Dataset items:
^^^^^^^^
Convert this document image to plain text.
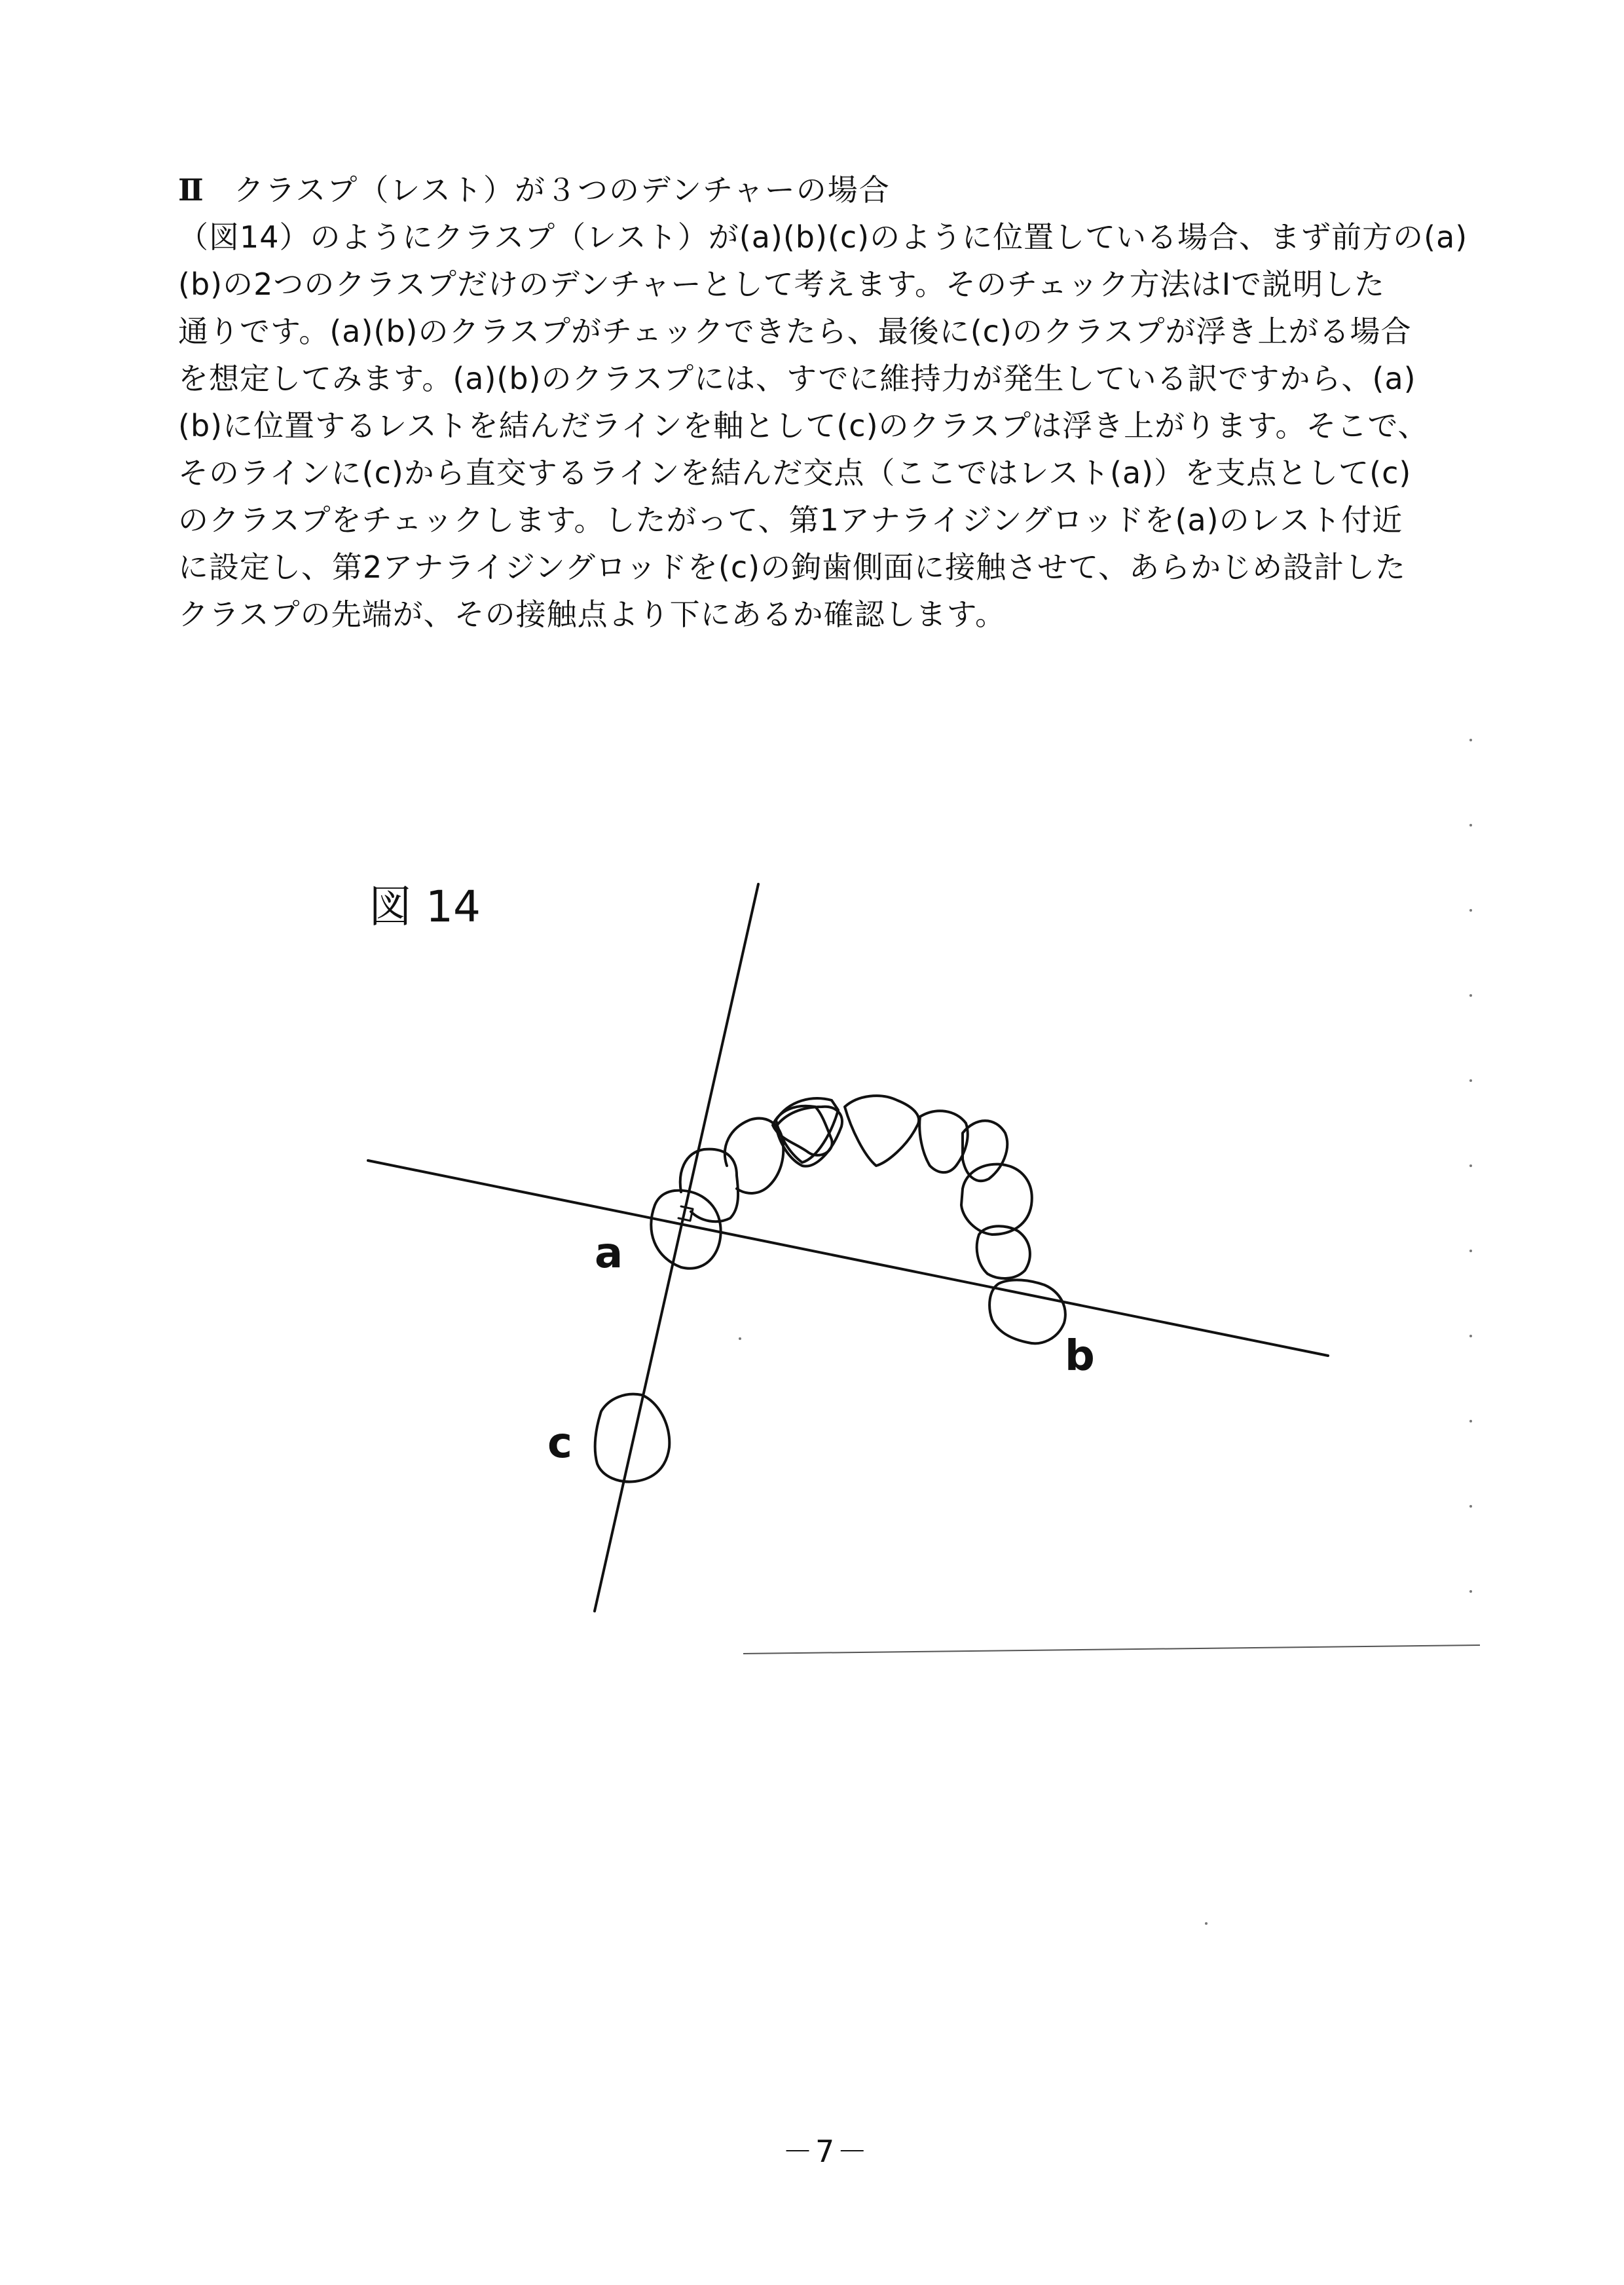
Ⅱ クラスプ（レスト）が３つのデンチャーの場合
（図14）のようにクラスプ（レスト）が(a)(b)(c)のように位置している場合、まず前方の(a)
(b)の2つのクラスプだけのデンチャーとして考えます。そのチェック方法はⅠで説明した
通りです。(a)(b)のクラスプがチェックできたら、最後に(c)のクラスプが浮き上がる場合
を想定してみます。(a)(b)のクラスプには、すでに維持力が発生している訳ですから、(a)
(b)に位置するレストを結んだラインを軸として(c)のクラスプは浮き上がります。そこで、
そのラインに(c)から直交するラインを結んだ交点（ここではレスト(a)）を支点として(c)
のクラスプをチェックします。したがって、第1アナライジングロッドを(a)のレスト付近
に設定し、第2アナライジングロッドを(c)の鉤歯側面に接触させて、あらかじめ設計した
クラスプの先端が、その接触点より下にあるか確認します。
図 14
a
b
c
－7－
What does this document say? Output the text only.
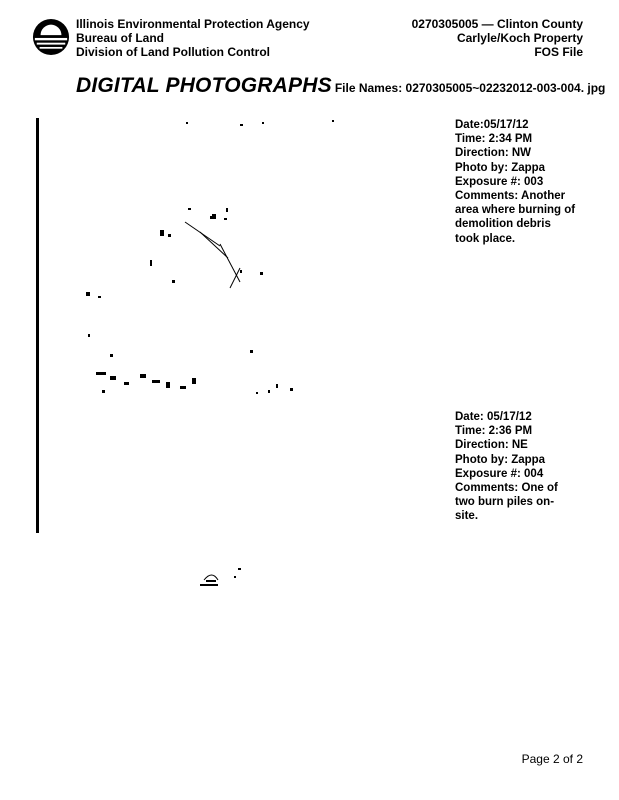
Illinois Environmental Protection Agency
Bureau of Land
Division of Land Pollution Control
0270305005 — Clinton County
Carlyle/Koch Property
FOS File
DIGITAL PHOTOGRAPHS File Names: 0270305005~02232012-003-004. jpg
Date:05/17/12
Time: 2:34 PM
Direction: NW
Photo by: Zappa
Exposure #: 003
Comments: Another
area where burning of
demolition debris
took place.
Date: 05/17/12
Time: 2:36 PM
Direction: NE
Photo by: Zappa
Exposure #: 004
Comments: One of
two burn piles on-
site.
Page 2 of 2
^^^^^^^^
DO THIS: Print out the lines exactly, skipping any picture.

REPLY:
Convert this document image to plain text.
Ⅱ クラスプ（レスト）が３つのデンチャーの場合
（図14）のようにクラスプ（レスト）が(a)(b)(c)のように位置している場合、まず前方の(a)
(b)の2つのクラスプだけのデンチャーとして考えます。そのチェック方法はⅠで説明した
通りです。(a)(b)のクラスプがチェックできたら、最後に(c)のクラスプが浮き上がる場合
を想定してみます。(a)(b)のクラスプには、すでに維持力が発生している訳ですから、(a)
(b)に位置するレストを結んだラインを軸として(c)のクラスプは浮き上がります。そこで、
そのラインに(c)から直交するラインを結んだ交点（ここではレスト(a)）を支点として(c)
のクラスプをチェックします。したがって、第1アナライジングロッドを(a)のレスト付近
に設定し、第2アナライジングロッドを(c)の鉤歯側面に接触させて、あらかじめ設計した
クラスプの先端が、その接触点より下にあるか確認します。
図 14
a
b
c
－7－
What does this document say? Output the text only.
Illinois Environmental Protection Agency
Bureau of Land
Division of Land Pollution Control
0270305005 — Clinton County
Carlyle/Koch Property
FOS File
DIGITAL PHOTOGRAPHS File Names: 0270305005~02232012-003-004. jpg
Date:05/17/12
Time: 2:34 PM
Direction: NW
Photo by: Zappa
Exposure #: 003
Comments: Another
area where burning of
demolition debris
took place.
Date: 05/17/12
Time: 2:36 PM
Direction: NE
Photo by: Zappa
Exposure #: 004
Comments: One of
two burn piles on-
site.
Page 2 of 2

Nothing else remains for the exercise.